◆ Exercise goal ◆
Could you copy exactly the lines from the one containing "Give me the" through the last line of the records below, leaving out any pictures?

◆ Dataset ◆
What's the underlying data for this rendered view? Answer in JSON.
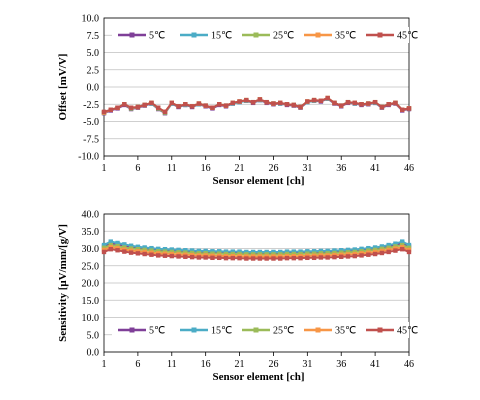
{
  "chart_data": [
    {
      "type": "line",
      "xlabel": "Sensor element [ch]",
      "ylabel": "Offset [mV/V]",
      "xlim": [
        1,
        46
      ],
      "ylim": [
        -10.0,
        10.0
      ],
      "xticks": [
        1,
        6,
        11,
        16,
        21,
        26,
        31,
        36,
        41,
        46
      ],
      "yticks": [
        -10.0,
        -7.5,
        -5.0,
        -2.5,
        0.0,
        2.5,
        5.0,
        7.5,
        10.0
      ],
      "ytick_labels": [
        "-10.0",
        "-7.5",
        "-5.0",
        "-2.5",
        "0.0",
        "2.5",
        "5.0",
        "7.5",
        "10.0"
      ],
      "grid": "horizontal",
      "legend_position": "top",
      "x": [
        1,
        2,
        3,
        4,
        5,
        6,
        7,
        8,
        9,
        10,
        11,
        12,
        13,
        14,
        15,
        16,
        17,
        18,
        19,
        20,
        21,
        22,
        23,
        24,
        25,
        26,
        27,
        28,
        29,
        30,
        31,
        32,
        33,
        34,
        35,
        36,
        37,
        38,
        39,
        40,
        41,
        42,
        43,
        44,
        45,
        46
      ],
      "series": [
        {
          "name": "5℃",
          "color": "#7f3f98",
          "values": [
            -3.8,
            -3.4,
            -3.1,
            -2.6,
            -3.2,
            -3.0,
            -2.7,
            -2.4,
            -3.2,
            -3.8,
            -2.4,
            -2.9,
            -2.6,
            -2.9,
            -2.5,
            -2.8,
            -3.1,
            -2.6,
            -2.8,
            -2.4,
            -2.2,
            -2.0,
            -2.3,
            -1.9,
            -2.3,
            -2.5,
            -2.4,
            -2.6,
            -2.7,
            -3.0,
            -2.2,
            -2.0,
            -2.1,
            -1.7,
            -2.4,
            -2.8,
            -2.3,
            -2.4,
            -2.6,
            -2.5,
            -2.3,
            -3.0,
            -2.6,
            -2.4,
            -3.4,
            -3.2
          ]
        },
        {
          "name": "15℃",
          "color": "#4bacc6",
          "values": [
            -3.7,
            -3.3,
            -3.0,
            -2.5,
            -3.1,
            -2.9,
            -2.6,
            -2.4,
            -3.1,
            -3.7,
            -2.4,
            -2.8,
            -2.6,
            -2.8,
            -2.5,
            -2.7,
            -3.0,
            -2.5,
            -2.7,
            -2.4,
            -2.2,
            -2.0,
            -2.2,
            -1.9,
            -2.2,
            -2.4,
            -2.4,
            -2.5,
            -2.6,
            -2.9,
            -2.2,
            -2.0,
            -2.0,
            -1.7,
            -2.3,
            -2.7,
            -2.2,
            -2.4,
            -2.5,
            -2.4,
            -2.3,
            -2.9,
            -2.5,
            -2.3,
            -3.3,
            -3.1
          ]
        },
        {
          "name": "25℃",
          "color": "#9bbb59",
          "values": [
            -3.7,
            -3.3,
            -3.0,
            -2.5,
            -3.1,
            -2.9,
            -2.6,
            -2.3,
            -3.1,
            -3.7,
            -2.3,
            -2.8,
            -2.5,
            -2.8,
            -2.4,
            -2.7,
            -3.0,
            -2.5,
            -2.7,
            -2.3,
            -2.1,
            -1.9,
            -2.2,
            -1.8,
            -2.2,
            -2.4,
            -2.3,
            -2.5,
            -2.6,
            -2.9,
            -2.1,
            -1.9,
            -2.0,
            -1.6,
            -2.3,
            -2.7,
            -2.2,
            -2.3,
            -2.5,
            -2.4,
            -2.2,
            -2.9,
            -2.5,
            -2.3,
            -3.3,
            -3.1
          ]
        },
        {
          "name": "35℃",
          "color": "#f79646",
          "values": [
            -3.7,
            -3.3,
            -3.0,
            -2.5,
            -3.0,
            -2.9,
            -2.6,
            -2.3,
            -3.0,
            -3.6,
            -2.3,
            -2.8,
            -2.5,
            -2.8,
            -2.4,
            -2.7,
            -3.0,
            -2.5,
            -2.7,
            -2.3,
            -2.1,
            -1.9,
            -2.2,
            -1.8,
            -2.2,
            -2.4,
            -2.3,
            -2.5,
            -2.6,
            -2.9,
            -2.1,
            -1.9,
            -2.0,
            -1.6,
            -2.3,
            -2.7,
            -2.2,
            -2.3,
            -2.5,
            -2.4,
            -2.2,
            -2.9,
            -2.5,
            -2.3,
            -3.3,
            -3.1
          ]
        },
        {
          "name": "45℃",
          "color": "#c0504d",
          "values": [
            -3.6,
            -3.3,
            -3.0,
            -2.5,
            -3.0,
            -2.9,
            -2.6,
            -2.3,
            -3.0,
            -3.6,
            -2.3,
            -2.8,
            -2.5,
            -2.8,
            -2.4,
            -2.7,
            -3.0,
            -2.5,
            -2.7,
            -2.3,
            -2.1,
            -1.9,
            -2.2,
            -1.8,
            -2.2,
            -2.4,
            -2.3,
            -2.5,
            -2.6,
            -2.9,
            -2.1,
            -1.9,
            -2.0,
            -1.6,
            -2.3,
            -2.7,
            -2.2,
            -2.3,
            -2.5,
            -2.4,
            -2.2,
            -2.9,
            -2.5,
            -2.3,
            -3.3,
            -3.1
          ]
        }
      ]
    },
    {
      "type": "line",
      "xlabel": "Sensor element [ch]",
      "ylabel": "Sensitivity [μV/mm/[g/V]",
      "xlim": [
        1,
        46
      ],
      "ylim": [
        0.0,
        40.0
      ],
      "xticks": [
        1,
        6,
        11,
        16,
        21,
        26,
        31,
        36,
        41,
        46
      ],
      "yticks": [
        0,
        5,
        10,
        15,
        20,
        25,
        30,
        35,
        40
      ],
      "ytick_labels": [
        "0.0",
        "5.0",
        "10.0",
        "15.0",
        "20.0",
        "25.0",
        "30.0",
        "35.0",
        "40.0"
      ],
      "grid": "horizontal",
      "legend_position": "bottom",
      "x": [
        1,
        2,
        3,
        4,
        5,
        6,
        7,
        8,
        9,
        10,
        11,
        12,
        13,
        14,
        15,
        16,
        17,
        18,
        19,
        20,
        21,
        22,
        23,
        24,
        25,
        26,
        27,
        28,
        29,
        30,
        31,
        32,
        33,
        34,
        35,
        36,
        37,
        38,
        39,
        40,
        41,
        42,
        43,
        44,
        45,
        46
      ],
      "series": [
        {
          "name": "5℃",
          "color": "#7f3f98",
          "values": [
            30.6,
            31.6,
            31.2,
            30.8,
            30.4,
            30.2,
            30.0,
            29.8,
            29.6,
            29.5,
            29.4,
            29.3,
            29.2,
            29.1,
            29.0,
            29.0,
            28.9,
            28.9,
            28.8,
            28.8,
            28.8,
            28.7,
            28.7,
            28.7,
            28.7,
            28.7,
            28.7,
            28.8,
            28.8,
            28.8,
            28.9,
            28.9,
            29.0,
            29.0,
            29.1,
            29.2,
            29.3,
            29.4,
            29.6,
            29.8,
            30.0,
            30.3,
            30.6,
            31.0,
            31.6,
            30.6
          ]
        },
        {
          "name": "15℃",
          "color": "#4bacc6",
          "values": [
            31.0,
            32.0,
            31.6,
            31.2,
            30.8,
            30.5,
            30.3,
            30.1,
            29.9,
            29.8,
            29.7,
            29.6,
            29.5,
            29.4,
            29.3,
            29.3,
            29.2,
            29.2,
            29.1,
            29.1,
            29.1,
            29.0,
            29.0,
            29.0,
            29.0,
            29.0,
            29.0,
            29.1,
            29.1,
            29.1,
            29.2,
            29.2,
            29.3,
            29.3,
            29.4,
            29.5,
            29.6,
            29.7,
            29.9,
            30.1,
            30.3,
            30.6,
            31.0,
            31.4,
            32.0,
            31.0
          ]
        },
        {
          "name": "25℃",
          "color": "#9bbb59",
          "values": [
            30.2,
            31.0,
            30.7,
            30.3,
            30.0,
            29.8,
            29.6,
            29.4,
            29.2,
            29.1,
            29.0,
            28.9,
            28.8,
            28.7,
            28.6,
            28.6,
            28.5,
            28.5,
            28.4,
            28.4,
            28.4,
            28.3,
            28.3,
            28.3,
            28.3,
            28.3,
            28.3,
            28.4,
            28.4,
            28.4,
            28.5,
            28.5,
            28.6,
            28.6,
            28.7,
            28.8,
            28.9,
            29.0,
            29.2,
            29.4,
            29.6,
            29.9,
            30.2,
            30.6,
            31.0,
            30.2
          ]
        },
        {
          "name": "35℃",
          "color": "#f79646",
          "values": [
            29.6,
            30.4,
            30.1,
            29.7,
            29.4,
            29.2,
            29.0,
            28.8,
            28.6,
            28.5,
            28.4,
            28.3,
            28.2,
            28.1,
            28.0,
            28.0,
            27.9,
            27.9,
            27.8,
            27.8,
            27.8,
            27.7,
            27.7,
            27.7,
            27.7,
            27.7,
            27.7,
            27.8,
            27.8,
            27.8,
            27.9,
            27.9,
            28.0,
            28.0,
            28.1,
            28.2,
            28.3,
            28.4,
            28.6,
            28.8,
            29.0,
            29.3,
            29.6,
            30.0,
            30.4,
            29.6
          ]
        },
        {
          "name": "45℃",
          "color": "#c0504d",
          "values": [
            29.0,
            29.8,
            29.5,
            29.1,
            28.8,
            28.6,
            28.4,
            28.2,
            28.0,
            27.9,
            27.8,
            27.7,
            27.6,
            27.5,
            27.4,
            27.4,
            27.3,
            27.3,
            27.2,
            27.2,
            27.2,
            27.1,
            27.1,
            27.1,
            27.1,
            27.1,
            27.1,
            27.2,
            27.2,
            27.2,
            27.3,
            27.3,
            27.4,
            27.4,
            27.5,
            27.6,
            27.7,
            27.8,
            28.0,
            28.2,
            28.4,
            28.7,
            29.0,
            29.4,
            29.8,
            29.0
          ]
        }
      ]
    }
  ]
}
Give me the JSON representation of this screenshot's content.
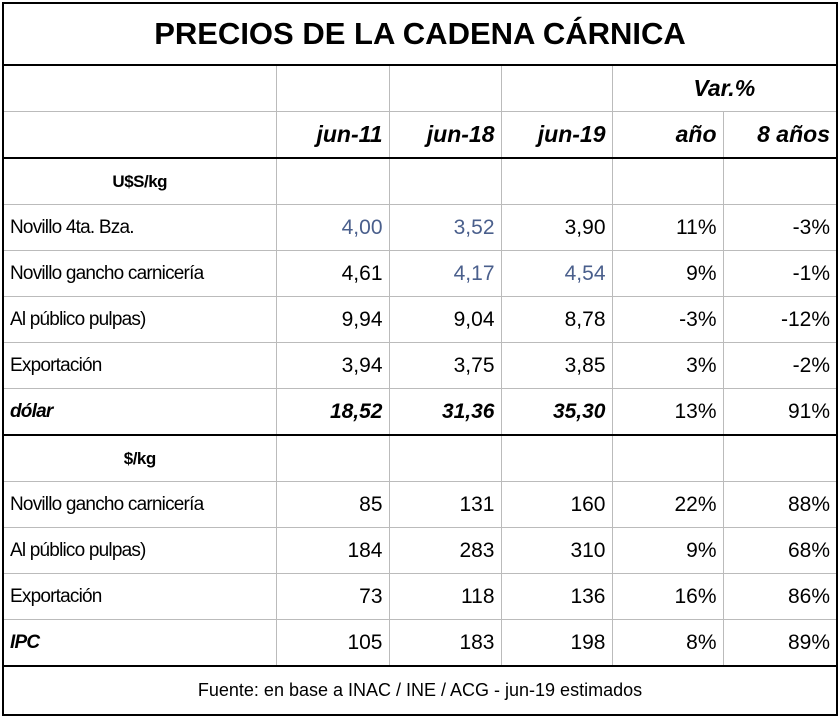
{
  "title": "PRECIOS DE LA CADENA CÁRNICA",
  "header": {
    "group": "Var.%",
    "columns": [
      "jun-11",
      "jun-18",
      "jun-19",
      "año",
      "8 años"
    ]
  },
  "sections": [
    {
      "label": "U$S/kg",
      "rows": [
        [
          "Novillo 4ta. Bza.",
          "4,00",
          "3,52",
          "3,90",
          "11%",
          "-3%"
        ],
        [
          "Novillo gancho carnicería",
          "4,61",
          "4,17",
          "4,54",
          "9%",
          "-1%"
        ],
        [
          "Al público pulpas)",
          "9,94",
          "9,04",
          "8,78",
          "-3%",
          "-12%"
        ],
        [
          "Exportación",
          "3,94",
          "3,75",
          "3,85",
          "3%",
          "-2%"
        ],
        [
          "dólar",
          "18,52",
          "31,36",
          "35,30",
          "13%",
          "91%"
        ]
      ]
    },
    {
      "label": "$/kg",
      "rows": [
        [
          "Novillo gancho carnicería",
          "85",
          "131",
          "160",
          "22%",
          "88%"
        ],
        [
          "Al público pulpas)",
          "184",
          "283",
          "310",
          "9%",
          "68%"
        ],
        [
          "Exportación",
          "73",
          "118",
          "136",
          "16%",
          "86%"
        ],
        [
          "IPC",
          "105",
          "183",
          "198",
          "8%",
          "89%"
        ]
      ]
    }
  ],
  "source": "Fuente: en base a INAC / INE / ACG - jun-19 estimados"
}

◆ Solution ◆
Give me the JSON representation of this screenshot's content.
{
  "title": "PRECIOS DE LA CADENA CÁRNICA",
  "header": {
    "group": "Var.%",
    "columns": [
      "jun-11",
      "jun-18",
      "jun-19",
      "año",
      "8 años"
    ]
  },
  "sections": [
    {
      "label": "U$S/kg",
      "rows": [
        [
          "Novillo 4ta. Bza.",
          "4,00",
          "3,52",
          "3,90",
          "11%",
          "-3%"
        ],
        [
          "Novillo gancho carnicería",
          "4,61",
          "4,17",
          "4,54",
          "9%",
          "-1%"
        ],
        [
          "Al público pulpas)",
          "9,94",
          "9,04",
          "8,78",
          "-3%",
          "-12%"
        ],
        [
          "Exportación",
          "3,94",
          "3,75",
          "3,85",
          "3%",
          "-2%"
        ],
        [
          "dólar",
          "18,52",
          "31,36",
          "35,30",
          "13%",
          "91%"
        ]
      ]
    },
    {
      "label": "$/kg",
      "rows": [
        [
          "Novillo gancho carnicería",
          "85",
          "131",
          "160",
          "22%",
          "88%"
        ],
        [
          "Al público pulpas)",
          "184",
          "283",
          "310",
          "9%",
          "68%"
        ],
        [
          "Exportación",
          "73",
          "118",
          "136",
          "16%",
          "86%"
        ],
        [
          "IPC",
          "105",
          "183",
          "198",
          "8%",
          "89%"
        ]
      ]
    }
  ],
  "source": "Fuente: en base a INAC / INE / ACG - jun-19 estimados"
}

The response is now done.